Aim:
Output the lines that follow exactly as they are.

┏━━

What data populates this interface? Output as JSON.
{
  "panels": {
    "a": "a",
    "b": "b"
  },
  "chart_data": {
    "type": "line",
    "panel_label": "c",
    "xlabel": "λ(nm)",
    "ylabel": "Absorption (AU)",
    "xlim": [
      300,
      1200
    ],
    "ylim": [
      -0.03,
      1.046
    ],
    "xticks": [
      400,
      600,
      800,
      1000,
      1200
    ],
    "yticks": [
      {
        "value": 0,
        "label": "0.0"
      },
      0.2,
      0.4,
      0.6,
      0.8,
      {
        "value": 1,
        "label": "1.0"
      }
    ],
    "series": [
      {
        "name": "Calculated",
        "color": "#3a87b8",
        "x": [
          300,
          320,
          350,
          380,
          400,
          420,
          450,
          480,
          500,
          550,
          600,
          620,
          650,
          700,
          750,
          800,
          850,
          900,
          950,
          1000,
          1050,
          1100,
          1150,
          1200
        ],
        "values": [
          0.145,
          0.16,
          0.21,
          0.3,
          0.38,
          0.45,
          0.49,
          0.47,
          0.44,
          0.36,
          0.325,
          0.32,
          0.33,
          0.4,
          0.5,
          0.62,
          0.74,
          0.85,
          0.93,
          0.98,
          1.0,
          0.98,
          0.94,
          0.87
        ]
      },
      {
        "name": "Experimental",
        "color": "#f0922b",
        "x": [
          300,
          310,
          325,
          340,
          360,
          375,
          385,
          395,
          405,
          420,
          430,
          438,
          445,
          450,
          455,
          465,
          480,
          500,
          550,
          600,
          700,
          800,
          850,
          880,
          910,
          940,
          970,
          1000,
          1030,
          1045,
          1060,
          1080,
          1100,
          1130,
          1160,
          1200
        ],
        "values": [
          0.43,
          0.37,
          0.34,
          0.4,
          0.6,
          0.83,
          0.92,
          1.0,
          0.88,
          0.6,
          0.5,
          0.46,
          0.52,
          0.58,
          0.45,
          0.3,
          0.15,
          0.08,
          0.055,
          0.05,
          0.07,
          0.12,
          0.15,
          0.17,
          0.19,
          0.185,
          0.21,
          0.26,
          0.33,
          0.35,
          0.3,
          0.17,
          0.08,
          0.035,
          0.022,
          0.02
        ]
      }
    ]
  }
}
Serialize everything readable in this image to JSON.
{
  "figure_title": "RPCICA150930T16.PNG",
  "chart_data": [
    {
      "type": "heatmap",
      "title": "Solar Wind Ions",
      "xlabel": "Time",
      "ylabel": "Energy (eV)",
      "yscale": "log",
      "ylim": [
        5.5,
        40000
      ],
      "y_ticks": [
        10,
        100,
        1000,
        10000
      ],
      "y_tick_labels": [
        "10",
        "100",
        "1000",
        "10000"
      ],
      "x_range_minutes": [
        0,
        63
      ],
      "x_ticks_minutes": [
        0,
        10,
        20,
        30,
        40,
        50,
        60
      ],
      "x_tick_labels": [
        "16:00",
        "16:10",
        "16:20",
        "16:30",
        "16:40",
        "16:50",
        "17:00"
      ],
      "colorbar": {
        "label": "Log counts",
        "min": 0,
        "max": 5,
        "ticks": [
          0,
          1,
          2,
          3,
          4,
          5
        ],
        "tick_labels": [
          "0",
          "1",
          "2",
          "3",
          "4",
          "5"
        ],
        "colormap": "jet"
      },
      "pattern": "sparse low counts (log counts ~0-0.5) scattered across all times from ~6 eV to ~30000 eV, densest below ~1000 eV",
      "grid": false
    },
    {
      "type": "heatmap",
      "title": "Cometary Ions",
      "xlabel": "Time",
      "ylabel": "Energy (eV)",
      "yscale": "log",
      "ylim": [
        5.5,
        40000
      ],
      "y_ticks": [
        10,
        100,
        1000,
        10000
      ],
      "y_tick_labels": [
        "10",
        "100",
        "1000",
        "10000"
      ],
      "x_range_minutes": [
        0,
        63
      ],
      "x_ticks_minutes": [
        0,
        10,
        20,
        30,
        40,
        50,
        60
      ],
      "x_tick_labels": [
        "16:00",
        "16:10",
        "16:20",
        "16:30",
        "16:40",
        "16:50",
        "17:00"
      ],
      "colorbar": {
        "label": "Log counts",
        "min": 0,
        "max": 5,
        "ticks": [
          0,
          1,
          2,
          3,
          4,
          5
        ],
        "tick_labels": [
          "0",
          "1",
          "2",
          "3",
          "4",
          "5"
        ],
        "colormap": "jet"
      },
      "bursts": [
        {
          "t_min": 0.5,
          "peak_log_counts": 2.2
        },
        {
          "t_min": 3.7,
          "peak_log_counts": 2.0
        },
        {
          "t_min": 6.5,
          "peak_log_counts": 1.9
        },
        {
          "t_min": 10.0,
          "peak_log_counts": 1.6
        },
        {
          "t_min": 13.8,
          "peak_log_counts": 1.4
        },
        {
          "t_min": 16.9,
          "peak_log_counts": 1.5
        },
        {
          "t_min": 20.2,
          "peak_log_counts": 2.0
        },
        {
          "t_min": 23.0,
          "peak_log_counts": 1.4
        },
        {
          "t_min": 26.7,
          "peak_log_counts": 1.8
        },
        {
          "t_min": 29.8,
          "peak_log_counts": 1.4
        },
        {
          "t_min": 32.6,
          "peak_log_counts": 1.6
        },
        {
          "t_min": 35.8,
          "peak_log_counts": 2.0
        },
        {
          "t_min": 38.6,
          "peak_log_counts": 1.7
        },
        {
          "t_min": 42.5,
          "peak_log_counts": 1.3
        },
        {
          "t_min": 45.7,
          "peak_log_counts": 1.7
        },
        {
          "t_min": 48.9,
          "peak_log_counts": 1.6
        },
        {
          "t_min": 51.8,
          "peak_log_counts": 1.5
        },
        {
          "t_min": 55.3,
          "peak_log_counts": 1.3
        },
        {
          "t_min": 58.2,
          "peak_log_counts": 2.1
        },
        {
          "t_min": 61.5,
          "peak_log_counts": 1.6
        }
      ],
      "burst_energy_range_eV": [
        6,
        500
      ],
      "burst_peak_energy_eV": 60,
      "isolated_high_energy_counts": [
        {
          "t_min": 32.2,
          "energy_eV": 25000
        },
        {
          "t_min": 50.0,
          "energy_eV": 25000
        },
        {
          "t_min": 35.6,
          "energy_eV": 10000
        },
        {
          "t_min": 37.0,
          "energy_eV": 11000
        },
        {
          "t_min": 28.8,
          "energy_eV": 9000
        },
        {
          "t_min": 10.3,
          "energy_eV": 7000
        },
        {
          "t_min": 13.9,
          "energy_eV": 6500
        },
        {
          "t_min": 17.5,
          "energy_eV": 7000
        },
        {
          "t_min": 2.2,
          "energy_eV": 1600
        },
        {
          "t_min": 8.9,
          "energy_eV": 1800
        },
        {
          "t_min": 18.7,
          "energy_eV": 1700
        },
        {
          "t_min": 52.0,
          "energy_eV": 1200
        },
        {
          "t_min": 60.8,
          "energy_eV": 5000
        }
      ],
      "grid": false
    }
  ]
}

┗━━

Written response:
What data populates this interface? Output as JSON.
{
  "panels": {
    "a": "a",
    "b": "b"
  },
  "chart_data": {
    "type": "line",
    "panel_label": "c",
    "xlabel": "λ(nm)",
    "ylabel": "Absorption (AU)",
    "xlim": [
      300,
      1200
    ],
    "ylim": [
      -0.03,
      1.046
    ],
    "xticks": [
      400,
      600,
      800,
      1000,
      1200
    ],
    "yticks": [
      {
        "value": 0,
        "label": "0.0"
      },
      0.2,
      0.4,
      0.6,
      0.8,
      {
        "value": 1,
        "label": "1.0"
      }
    ],
    "series": [
      {
        "name": "Calculated",
        "color": "#3a87b8",
        "x": [
          300,
          320,
          350,
          380,
          400,
          420,
          450,
          480,
          500,
          550,
          600,
          620,
          650,
          700,
          750,
          800,
          850,
          900,
          950,
          1000,
          1050,
          1100,
          1150,
          1200
        ],
        "values": [
          0.145,
          0.16,
          0.21,
          0.3,
          0.38,
          0.45,
          0.49,
          0.47,
          0.44,
          0.36,
          0.325,
          0.32,
          0.33,
          0.4,
          0.5,
          0.62,
          0.74,
          0.85,
          0.93,
          0.98,
          1.0,
          0.98,
          0.94,
          0.87
        ]
      },
      {
        "name": "Experimental",
        "color": "#f0922b",
        "x": [
          300,
          310,
          325,
          340,
          360,
          375,
          385,
          395,
          405,
          420,
          430,
          438,
          445,
          450,
          455,
          465,
          480,
          500,
          550,
          600,
          700,
          800,
          850,
          880,
          910,
          940,
          970,
          1000,
          1030,
          1045,
          1060,
          1080,
          1100,
          1130,
          1160,
          1200
        ],
        "values": [
          0.43,
          0.37,
          0.34,
          0.4,
          0.6,
          0.83,
          0.92,
          1.0,
          0.88,
          0.6,
          0.5,
          0.46,
          0.52,
          0.58,
          0.45,
          0.3,
          0.15,
          0.08,
          0.055,
          0.05,
          0.07,
          0.12,
          0.15,
          0.17,
          0.19,
          0.185,
          0.21,
          0.26,
          0.33,
          0.35,
          0.3,
          0.17,
          0.08,
          0.035,
          0.022,
          0.02
        ]
      }
    ]
  }
}
Serialize everything readable in this image to JSON.
{
  "figure_title": "RPCICA150930T16.PNG",
  "chart_data": [
    {
      "type": "heatmap",
      "title": "Solar Wind Ions",
      "xlabel": "Time",
      "ylabel": "Energy (eV)",
      "yscale": "log",
      "ylim": [
        5.5,
        40000
      ],
      "y_ticks": [
        10,
        100,
        1000,
        10000
      ],
      "y_tick_labels": [
        "10",
        "100",
        "1000",
        "10000"
      ],
      "x_range_minutes": [
        0,
        63
      ],
      "x_ticks_minutes": [
        0,
        10,
        20,
        30,
        40,
        50,
        60
      ],
      "x_tick_labels": [
        "16:00",
        "16:10",
        "16:20",
        "16:30",
        "16:40",
        "16:50",
        "17:00"
      ],
      "colorbar": {
        "label": "Log counts",
        "min": 0,
        "max": 5,
        "ticks": [
          0,
          1,
          2,
          3,
          4,
          5
        ],
        "tick_labels": [
          "0",
          "1",
          "2",
          "3",
          "4",
          "5"
        ],
        "colormap": "jet"
      },
      "pattern": "sparse low counts (log counts ~0-0.5) scattered across all times from ~6 eV to ~30000 eV, densest below ~1000 eV",
      "grid": false
    },
    {
      "type": "heatmap",
      "title": "Cometary Ions",
      "xlabel": "Time",
      "ylabel": "Energy (eV)",
      "yscale": "log",
      "ylim": [
        5.5,
        40000
      ],
      "y_ticks": [
        10,
        100,
        1000,
        10000
      ],
      "y_tick_labels": [
        "10",
        "100",
        "1000",
        "10000"
      ],
      "x_range_minutes": [
        0,
        63
      ],
      "x_ticks_minutes": [
        0,
        10,
        20,
        30,
        40,
        50,
        60
      ],
      "x_tick_labels": [
        "16:00",
        "16:10",
        "16:20",
        "16:30",
        "16:40",
        "16:50",
        "17:00"
      ],
      "colorbar": {
        "label": "Log counts",
        "min": 0,
        "max": 5,
        "ticks": [
          0,
          1,
          2,
          3,
          4,
          5
        ],
        "tick_labels": [
          "0",
          "1",
          "2",
          "3",
          "4",
          "5"
        ],
        "colormap": "jet"
      },
      "bursts": [
        {
          "t_min": 0.5,
          "peak_log_counts": 2.2
        },
        {
          "t_min": 3.7,
          "peak_log_counts": 2.0
        },
        {
          "t_min": 6.5,
          "peak_log_counts": 1.9
        },
        {
          "t_min": 10.0,
          "peak_log_counts": 1.6
        },
        {
          "t_min": 13.8,
          "peak_log_counts": 1.4
        },
        {
          "t_min": 16.9,
          "peak_log_counts": 1.5
        },
        {
          "t_min": 20.2,
          "peak_log_counts": 2.0
        },
        {
          "t_min": 23.0,
          "peak_log_counts": 1.4
        },
        {
          "t_min": 26.7,
          "peak_log_counts": 1.8
        },
        {
          "t_min": 29.8,
          "peak_log_counts": 1.4
        },
        {
          "t_min": 32.6,
          "peak_log_counts": 1.6
        },
        {
          "t_min": 35.8,
          "peak_log_counts": 2.0
        },
        {
          "t_min": 38.6,
          "peak_log_counts": 1.7
        },
        {
          "t_min": 42.5,
          "peak_log_counts": 1.3
        },
        {
          "t_min": 45.7,
          "peak_log_counts": 1.7
        },
        {
          "t_min": 48.9,
          "peak_log_counts": 1.6
        },
        {
          "t_min": 51.8,
          "peak_log_counts": 1.5
        },
        {
          "t_min": 55.3,
          "peak_log_counts": 1.3
        },
        {
          "t_min": 58.2,
          "peak_log_counts": 2.1
        },
        {
          "t_min": 61.5,
          "peak_log_counts": 1.6
        }
      ],
      "burst_energy_range_eV": [
        6,
        500
      ],
      "burst_peak_energy_eV": 60,
      "isolated_high_energy_counts": [
        {
          "t_min": 32.2,
          "energy_eV": 25000
        },
        {
          "t_min": 50.0,
          "energy_eV": 25000
        },
        {
          "t_min": 35.6,
          "energy_eV": 10000
        },
        {
          "t_min": 37.0,
          "energy_eV": 11000
        },
        {
          "t_min": 28.8,
          "energy_eV": 9000
        },
        {
          "t_min": 10.3,
          "energy_eV": 7000
        },
        {
          "t_min": 13.9,
          "energy_eV": 6500
        },
        {
          "t_min": 17.5,
          "energy_eV": 7000
        },
        {
          "t_min": 2.2,
          "energy_eV": 1600
        },
        {
          "t_min": 8.9,
          "energy_eV": 1800
        },
        {
          "t_min": 18.7,
          "energy_eV": 1700
        },
        {
          "t_min": 52.0,
          "energy_eV": 1200
        },
        {
          "t_min": 60.8,
          "energy_eV": 5000
        }
      ],
      "grid": false
    }
  ]
}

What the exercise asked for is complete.